───── RAW DATA ─────
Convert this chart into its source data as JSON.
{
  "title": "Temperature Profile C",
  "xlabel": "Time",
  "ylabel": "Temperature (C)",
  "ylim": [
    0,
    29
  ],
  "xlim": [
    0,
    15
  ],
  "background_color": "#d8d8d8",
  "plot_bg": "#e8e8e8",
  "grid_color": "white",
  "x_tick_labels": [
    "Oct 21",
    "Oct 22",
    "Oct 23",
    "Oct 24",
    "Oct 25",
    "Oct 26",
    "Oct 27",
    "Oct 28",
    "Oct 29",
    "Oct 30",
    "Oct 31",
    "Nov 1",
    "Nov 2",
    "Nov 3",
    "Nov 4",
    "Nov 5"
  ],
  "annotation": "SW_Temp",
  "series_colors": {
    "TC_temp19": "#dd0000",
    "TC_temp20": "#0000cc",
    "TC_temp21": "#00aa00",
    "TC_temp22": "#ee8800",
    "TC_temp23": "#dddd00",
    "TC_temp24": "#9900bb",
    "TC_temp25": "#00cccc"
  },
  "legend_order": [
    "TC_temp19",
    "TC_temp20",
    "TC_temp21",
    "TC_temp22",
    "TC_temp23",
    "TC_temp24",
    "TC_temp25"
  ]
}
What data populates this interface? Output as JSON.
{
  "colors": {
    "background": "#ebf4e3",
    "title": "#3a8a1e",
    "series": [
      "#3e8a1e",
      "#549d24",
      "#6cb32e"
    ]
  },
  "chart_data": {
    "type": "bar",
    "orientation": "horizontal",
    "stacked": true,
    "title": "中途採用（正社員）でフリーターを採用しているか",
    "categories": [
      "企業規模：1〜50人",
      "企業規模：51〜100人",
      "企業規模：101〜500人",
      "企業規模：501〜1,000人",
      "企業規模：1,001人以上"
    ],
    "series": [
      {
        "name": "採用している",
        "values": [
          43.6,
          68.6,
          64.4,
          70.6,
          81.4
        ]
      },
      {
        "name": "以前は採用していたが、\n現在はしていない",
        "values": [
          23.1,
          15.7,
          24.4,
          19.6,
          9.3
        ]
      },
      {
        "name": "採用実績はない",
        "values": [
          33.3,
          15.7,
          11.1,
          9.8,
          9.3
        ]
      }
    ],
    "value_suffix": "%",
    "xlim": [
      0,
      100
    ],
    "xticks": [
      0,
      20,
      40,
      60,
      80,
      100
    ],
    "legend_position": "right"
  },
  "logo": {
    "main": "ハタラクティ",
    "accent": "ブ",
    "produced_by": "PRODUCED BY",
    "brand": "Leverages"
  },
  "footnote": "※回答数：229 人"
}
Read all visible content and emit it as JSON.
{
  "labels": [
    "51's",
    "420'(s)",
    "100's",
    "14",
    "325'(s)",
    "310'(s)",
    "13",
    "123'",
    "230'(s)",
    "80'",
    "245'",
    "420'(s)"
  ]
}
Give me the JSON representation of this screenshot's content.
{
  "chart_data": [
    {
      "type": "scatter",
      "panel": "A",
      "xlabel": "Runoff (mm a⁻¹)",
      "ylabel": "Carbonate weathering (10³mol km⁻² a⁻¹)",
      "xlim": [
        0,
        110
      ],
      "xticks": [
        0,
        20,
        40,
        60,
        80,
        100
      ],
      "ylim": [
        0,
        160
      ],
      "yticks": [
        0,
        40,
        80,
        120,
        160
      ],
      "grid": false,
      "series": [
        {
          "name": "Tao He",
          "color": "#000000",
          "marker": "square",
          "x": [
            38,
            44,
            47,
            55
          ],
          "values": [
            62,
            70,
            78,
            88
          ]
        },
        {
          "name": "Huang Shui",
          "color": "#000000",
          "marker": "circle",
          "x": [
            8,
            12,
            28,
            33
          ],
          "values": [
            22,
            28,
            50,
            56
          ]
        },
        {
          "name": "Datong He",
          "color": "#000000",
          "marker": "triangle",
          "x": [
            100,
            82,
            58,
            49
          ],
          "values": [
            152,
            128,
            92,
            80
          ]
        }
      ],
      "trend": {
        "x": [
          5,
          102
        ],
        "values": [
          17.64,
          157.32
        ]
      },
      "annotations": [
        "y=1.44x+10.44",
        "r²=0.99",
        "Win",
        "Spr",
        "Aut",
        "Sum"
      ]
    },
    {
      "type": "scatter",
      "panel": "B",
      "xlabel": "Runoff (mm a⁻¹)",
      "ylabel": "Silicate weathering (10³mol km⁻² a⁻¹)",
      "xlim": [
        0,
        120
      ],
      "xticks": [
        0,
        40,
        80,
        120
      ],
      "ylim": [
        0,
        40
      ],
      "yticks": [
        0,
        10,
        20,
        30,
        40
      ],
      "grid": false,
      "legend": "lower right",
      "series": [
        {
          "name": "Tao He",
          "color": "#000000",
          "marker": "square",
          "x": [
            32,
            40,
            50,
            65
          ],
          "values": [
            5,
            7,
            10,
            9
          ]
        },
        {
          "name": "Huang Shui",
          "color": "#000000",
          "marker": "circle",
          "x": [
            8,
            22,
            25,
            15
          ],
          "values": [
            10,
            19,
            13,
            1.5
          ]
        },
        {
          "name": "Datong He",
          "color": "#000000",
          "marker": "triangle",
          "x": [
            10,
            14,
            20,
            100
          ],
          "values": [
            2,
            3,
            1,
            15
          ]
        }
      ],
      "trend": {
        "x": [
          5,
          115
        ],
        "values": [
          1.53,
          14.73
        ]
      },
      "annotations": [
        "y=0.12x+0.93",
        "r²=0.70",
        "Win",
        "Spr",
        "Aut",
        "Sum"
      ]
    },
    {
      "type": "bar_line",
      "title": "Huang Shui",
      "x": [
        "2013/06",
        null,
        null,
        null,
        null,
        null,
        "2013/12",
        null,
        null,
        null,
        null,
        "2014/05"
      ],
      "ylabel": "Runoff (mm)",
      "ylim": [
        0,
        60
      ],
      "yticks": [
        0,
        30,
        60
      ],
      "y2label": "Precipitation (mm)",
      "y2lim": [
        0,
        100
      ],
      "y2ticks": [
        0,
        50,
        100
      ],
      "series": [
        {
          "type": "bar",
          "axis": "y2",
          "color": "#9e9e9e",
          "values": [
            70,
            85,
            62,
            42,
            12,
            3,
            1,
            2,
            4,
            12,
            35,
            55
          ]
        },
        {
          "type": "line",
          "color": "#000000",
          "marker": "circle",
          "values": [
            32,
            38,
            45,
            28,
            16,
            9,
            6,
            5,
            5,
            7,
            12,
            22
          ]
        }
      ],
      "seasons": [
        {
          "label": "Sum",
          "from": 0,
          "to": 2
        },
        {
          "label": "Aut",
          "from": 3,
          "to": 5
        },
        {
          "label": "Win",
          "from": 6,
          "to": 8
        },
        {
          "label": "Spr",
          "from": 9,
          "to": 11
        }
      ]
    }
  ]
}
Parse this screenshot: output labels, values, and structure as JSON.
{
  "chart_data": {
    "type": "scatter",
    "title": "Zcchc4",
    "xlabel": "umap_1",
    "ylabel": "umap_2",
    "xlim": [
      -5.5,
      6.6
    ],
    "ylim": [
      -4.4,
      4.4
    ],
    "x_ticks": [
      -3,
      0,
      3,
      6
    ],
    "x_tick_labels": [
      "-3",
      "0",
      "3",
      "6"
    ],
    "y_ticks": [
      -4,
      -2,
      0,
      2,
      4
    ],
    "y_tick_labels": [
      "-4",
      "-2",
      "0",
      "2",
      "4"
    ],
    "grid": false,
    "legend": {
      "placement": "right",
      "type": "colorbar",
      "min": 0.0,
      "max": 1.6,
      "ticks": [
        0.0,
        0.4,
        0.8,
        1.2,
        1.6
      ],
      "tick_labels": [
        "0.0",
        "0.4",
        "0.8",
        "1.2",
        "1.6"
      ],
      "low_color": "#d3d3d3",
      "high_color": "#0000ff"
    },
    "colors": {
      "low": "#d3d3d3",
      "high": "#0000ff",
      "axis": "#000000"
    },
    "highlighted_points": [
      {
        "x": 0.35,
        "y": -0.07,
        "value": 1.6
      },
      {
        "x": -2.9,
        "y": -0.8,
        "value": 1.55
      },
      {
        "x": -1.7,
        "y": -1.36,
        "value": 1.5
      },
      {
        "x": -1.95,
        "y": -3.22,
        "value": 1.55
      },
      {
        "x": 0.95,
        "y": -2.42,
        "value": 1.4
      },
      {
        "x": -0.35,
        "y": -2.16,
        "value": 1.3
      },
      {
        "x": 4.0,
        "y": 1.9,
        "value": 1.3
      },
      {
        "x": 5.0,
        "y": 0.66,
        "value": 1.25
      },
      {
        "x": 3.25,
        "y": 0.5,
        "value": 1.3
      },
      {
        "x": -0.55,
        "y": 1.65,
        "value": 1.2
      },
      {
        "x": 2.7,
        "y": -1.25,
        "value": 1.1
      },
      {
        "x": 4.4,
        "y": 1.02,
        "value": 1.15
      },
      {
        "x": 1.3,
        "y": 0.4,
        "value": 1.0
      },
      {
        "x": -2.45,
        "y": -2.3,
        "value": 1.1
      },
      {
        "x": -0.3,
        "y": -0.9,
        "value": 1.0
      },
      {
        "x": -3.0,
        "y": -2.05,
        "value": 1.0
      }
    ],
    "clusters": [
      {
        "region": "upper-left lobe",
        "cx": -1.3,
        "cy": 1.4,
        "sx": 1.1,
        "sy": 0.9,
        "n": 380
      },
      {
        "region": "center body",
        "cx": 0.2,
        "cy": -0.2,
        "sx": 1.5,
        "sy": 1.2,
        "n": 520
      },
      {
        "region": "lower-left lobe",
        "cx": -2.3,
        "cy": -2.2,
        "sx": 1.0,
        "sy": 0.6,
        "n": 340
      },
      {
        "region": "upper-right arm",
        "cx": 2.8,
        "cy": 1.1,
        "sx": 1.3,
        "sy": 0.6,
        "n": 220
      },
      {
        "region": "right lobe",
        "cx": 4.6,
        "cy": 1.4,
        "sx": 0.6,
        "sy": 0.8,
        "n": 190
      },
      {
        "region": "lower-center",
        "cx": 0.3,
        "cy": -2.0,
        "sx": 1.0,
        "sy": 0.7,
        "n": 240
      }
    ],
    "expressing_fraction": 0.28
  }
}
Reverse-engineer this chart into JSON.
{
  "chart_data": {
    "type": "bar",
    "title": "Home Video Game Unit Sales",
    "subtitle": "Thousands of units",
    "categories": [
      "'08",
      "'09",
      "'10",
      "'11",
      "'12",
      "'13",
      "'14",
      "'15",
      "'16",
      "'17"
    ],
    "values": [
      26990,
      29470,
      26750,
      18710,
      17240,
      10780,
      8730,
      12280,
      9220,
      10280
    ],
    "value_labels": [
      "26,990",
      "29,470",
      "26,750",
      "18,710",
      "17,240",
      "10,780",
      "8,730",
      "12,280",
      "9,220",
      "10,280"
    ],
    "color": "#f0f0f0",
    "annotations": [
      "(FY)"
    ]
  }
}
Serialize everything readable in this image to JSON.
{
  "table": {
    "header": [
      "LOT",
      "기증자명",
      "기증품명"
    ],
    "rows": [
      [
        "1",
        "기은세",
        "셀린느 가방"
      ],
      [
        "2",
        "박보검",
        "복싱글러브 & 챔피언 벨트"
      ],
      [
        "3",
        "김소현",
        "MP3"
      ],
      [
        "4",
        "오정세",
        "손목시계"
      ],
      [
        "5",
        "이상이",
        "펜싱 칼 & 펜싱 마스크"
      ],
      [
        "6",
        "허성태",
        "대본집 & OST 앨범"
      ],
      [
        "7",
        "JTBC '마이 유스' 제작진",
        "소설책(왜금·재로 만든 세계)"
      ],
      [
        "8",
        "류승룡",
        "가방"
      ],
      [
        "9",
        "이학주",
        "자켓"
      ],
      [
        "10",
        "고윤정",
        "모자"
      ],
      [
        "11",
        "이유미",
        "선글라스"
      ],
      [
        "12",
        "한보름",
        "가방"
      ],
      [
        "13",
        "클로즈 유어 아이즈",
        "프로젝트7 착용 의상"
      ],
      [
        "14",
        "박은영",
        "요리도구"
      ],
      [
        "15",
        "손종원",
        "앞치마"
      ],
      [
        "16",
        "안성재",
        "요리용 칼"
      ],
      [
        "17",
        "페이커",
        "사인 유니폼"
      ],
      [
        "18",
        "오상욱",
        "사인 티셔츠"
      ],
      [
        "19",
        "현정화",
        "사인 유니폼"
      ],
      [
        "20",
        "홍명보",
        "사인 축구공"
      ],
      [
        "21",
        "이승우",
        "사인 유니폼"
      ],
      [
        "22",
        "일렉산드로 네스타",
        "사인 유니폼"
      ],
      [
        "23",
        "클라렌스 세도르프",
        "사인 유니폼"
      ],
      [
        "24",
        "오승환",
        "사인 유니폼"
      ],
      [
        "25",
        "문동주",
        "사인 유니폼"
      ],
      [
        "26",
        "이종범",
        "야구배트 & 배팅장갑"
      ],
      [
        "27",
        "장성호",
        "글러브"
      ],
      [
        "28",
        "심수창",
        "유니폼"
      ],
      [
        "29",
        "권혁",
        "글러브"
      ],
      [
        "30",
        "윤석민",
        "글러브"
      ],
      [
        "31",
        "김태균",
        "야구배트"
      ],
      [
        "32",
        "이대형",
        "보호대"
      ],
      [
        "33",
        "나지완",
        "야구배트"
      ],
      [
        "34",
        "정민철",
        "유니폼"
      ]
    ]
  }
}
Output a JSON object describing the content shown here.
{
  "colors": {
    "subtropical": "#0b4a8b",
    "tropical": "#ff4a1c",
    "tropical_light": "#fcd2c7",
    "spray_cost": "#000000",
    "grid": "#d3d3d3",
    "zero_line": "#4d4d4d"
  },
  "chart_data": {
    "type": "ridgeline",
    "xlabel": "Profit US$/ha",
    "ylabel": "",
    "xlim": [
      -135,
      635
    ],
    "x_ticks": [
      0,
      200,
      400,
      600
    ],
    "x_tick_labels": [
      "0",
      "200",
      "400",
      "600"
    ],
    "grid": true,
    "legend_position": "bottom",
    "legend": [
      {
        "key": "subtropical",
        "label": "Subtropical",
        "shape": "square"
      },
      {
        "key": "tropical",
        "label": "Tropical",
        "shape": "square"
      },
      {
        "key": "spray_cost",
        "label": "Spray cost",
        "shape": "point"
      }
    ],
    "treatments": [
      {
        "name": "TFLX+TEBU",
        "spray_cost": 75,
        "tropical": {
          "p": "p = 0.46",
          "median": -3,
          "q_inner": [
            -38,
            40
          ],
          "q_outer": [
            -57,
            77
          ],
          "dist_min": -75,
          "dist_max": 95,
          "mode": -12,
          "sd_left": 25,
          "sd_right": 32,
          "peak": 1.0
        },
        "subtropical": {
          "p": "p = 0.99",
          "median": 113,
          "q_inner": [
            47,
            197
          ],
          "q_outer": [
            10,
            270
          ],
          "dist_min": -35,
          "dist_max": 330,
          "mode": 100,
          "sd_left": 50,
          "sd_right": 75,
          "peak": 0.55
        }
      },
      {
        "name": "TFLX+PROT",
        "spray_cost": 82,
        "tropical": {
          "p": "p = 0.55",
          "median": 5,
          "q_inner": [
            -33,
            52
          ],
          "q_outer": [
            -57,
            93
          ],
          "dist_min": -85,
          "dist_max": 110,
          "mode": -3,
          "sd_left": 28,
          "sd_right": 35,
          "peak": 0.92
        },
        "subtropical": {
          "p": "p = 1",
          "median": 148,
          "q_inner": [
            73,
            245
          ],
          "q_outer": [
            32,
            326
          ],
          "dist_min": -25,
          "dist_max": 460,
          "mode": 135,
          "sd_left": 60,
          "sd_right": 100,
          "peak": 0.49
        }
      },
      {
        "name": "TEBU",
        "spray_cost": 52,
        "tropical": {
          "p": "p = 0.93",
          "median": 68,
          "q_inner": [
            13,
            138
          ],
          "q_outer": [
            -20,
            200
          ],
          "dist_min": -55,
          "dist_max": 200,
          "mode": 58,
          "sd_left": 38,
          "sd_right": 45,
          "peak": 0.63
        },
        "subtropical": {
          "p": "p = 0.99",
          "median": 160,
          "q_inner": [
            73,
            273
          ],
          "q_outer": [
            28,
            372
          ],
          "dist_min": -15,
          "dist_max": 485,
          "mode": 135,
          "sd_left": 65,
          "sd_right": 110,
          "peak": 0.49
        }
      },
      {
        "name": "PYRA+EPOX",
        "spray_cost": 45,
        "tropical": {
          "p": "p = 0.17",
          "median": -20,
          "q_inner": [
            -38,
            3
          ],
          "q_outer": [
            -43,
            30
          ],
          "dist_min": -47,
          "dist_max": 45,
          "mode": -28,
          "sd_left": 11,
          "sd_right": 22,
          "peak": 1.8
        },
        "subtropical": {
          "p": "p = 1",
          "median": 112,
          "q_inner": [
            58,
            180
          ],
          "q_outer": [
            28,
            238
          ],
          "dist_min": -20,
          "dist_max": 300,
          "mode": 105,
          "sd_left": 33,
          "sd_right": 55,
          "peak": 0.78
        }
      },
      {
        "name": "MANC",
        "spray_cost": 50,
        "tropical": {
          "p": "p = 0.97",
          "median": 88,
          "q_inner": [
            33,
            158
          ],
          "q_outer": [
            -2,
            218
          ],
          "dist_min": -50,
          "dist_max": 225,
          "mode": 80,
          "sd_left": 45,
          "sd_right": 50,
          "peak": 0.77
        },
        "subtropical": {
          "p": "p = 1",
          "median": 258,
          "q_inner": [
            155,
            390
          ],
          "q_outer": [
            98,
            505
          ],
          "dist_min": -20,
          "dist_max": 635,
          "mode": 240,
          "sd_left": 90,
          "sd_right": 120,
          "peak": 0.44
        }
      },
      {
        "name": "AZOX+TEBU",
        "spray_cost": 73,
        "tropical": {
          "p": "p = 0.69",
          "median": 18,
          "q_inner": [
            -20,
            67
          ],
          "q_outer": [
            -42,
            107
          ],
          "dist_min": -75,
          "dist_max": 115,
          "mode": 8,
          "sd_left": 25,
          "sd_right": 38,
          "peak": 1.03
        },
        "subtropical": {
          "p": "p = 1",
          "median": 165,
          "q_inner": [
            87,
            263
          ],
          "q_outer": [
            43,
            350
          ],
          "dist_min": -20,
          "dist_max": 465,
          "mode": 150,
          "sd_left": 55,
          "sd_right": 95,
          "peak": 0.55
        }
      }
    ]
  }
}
─────
* [AIM OF THE EXERCISE]:
Your answer should be a single number: the count of lines containing the word "ylabel".

* [PROBLEM SOLUTION]:
6